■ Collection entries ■

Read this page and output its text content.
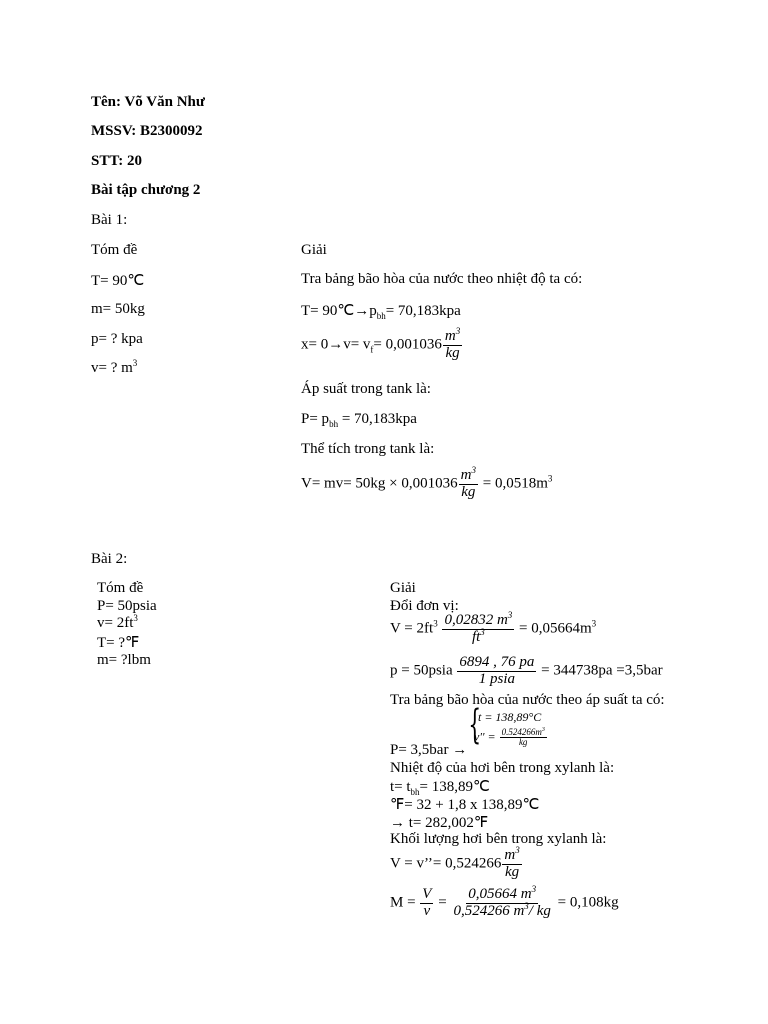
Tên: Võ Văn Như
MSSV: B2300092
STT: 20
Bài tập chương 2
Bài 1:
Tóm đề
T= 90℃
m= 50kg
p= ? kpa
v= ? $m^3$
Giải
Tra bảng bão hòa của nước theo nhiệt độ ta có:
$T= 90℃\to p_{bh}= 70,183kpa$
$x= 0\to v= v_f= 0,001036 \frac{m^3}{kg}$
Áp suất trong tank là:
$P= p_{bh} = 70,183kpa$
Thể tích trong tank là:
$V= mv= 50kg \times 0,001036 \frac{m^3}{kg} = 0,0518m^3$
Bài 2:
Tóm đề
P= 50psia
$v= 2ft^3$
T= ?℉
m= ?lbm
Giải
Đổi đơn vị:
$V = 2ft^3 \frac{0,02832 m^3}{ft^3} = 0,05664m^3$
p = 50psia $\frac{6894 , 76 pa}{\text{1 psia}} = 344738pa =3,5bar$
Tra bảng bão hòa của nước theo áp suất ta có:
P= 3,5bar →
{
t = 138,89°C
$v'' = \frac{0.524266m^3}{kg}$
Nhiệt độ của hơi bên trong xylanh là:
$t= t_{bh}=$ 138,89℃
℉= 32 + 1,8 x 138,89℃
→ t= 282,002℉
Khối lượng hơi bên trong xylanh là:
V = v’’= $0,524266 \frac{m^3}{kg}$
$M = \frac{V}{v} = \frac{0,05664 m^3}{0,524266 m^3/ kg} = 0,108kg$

==

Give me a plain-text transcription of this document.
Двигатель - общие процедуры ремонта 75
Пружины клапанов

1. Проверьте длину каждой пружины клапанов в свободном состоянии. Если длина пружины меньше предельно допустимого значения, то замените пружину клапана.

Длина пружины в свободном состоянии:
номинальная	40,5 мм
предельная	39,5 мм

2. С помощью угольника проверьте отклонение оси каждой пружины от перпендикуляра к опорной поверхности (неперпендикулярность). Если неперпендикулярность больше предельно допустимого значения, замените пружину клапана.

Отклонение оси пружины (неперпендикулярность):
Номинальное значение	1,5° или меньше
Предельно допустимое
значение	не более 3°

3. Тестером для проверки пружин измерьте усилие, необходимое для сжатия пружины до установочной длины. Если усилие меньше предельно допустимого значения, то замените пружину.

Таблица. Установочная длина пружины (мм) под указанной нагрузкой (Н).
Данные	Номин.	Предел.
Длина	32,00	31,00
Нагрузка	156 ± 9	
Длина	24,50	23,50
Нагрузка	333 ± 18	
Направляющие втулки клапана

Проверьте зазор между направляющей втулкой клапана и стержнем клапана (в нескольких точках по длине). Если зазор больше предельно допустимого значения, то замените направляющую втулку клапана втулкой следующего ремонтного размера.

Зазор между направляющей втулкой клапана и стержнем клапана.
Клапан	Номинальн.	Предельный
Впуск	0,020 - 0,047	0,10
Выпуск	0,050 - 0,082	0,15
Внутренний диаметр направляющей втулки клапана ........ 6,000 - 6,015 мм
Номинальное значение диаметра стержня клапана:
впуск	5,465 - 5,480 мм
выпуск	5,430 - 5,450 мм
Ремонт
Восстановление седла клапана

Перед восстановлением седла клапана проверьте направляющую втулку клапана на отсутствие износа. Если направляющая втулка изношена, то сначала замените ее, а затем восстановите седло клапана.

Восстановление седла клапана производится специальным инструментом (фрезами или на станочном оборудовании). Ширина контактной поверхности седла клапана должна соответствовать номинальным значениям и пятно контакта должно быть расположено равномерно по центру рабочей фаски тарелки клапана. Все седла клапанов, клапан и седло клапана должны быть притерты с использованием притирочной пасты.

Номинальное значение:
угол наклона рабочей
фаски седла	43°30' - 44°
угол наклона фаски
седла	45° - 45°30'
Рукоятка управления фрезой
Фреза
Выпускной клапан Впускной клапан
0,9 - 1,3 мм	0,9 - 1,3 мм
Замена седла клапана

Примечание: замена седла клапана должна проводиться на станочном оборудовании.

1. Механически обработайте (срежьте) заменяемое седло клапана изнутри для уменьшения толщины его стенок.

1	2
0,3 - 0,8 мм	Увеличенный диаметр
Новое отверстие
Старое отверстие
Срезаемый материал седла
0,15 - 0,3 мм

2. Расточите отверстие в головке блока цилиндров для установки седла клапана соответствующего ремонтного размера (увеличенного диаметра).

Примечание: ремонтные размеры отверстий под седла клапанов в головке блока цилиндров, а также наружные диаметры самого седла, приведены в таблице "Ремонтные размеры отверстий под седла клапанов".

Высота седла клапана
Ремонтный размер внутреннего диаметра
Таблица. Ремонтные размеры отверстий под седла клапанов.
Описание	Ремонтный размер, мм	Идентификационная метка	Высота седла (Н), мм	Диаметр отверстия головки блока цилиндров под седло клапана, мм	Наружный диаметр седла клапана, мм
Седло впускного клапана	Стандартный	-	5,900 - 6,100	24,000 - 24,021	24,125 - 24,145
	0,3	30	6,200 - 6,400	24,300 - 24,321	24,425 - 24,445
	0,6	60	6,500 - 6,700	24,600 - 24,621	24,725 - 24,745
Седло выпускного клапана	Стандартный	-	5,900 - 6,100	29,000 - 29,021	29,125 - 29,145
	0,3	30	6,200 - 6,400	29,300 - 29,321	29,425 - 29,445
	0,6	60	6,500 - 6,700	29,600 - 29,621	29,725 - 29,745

■ Problem requirements ■
Pick out each line in the material containing "theo".

■ Solution for this problem ■
Tra bảng bão hòa của nước theo nhiệt độ ta có:
Tra bảng bão hòa của nước theo áp suất ta có:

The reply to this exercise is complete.